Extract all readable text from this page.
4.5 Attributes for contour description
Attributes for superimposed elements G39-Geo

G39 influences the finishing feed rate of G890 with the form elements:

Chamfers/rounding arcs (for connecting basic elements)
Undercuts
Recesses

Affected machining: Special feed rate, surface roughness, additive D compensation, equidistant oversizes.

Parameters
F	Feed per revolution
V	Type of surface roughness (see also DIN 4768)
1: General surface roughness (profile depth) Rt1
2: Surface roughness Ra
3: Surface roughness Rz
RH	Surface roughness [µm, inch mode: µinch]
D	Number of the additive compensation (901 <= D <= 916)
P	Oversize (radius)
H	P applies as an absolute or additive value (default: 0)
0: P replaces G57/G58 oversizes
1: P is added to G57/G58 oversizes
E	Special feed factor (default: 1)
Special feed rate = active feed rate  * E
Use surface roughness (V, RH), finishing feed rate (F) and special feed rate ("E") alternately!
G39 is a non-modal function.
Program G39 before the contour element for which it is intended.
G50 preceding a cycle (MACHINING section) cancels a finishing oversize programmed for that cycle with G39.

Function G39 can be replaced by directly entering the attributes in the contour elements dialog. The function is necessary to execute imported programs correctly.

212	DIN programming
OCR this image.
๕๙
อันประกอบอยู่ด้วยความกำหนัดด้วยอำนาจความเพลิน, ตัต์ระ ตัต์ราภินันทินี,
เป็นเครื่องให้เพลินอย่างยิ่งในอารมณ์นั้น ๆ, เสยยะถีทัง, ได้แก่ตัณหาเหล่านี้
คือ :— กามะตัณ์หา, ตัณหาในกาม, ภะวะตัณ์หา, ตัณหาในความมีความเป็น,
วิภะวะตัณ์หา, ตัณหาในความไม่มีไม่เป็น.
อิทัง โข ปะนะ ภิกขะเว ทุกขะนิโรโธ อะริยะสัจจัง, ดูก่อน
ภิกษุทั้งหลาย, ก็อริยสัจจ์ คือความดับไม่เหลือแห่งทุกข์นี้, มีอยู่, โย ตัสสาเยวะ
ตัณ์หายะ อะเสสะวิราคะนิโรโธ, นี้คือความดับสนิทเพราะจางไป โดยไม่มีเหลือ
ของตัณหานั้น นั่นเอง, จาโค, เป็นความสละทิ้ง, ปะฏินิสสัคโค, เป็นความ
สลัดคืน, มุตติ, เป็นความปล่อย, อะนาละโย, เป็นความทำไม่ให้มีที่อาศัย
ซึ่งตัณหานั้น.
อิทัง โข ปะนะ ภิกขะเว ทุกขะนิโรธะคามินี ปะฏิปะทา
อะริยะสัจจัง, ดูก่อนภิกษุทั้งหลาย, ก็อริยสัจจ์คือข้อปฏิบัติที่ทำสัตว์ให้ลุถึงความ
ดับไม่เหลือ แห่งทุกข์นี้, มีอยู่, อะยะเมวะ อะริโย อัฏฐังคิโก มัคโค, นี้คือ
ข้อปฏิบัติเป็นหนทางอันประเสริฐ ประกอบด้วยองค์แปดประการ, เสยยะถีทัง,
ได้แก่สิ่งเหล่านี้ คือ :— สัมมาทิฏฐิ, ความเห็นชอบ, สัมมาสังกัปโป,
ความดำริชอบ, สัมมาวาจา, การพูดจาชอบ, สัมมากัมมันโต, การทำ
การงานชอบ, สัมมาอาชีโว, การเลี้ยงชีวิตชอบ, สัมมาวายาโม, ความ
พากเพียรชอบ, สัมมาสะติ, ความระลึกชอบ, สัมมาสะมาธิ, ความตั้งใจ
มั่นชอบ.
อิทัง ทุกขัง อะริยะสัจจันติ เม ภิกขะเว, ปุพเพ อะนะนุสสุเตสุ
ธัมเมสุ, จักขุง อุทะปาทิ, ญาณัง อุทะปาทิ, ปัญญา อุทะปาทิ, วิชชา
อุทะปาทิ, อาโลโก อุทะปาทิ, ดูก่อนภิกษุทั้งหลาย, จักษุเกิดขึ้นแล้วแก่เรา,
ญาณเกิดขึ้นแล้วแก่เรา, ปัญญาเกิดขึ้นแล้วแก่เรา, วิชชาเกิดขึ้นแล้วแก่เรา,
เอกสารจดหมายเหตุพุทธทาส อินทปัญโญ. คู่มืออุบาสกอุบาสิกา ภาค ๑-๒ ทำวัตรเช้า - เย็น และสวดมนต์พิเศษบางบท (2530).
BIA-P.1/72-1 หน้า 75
• • • • • • •
** THE TASK **
Make an exact copy of the records.

** WRITTEN SOLUTION **
Extract all readable text from this page.
4.5 Attributes for contour description
Attributes for superimposed elements G39-Geo

G39 influences the finishing feed rate of G890 with the form elements:

Chamfers/rounding arcs (for connecting basic elements)
Undercuts
Recesses

Affected machining: Special feed rate, surface roughness, additive D compensation, equidistant oversizes.

Parameters
F	Feed per revolution
V	Type of surface roughness (see also DIN 4768)
1: General surface roughness (profile depth) Rt1
2: Surface roughness Ra
3: Surface roughness Rz
RH	Surface roughness [µm, inch mode: µinch]
D	Number of the additive compensation (901 <= D <= 916)
P	Oversize (radius)
H	P applies as an absolute or additive value (default: 0)
0: P replaces G57/G58 oversizes
1: P is added to G57/G58 oversizes
E	Special feed factor (default: 1)
Special feed rate = active feed rate  * E
Use surface roughness (V, RH), finishing feed rate (F) and special feed rate ("E") alternately!
G39 is a non-modal function.
Program G39 before the contour element for which it is intended.
G50 preceding a cycle (MACHINING section) cancels a finishing oversize programmed for that cycle with G39.

Function G39 can be replaced by directly entering the attributes in the contour elements dialog. The function is necessary to execute imported programs correctly.

212	DIN programming
OCR this image.
๕๙
อันประกอบอยู่ด้วยความกำหนัดด้วยอำนาจความเพลิน, ตัต์ระ ตัต์ราภินันทินี,
เป็นเครื่องให้เพลินอย่างยิ่งในอารมณ์นั้น ๆ, เสยยะถีทัง, ได้แก่ตัณหาเหล่านี้
คือ :— กามะตัณ์หา, ตัณหาในกาม, ภะวะตัณ์หา, ตัณหาในความมีความเป็น,
วิภะวะตัณ์หา, ตัณหาในความไม่มีไม่เป็น.
อิทัง โข ปะนะ ภิกขะเว ทุกขะนิโรโธ อะริยะสัจจัง, ดูก่อน
ภิกษุทั้งหลาย, ก็อริยสัจจ์ คือความดับไม่เหลือแห่งทุกข์นี้, มีอยู่, โย ตัสสาเยวะ
ตัณ์หายะ อะเสสะวิราคะนิโรโธ, นี้คือความดับสนิทเพราะจางไป โดยไม่มีเหลือ
ของตัณหานั้น นั่นเอง, จาโค, เป็นความสละทิ้ง, ปะฏินิสสัคโค, เป็นความ
สลัดคืน, มุตติ, เป็นความปล่อย, อะนาละโย, เป็นความทำไม่ให้มีที่อาศัย
ซึ่งตัณหานั้น.
อิทัง โข ปะนะ ภิกขะเว ทุกขะนิโรธะคามินี ปะฏิปะทา
อะริยะสัจจัง, ดูก่อนภิกษุทั้งหลาย, ก็อริยสัจจ์คือข้อปฏิบัติที่ทำสัตว์ให้ลุถึงความ
ดับไม่เหลือ แห่งทุกข์นี้, มีอยู่, อะยะเมวะ อะริโย อัฏฐังคิโก มัคโค, นี้คือ
ข้อปฏิบัติเป็นหนทางอันประเสริฐ ประกอบด้วยองค์แปดประการ, เสยยะถีทัง,
ได้แก่สิ่งเหล่านี้ คือ :— สัมมาทิฏฐิ, ความเห็นชอบ, สัมมาสังกัปโป,
ความดำริชอบ, สัมมาวาจา, การพูดจาชอบ, สัมมากัมมันโต, การทำ
การงานชอบ, สัมมาอาชีโว, การเลี้ยงชีวิตชอบ, สัมมาวายาโม, ความ
พากเพียรชอบ, สัมมาสะติ, ความระลึกชอบ, สัมมาสะมาธิ, ความตั้งใจ
มั่นชอบ.
อิทัง ทุกขัง อะริยะสัจจันติ เม ภิกขะเว, ปุพเพ อะนะนุสสุเตสุ
ธัมเมสุ, จักขุง อุทะปาทิ, ญาณัง อุทะปาทิ, ปัญญา อุทะปาทิ, วิชชา
อุทะปาทิ, อาโลโก อุทะปาทิ, ดูก่อนภิกษุทั้งหลาย, จักษุเกิดขึ้นแล้วแก่เรา,
ญาณเกิดขึ้นแล้วแก่เรา, ปัญญาเกิดขึ้นแล้วแก่เรา, วิชชาเกิดขึ้นแล้วแก่เรา,
เอกสารจดหมายเหตุพุทธทาส อินทปัญโญ. คู่มืออุบาสกอุบาสิกา ภาค ๑-๒ ทำวัตรเช้า - เย็น และสวดมนต์พิเศษบางบท (2530).
BIA-P.1/72-1 หน้า 75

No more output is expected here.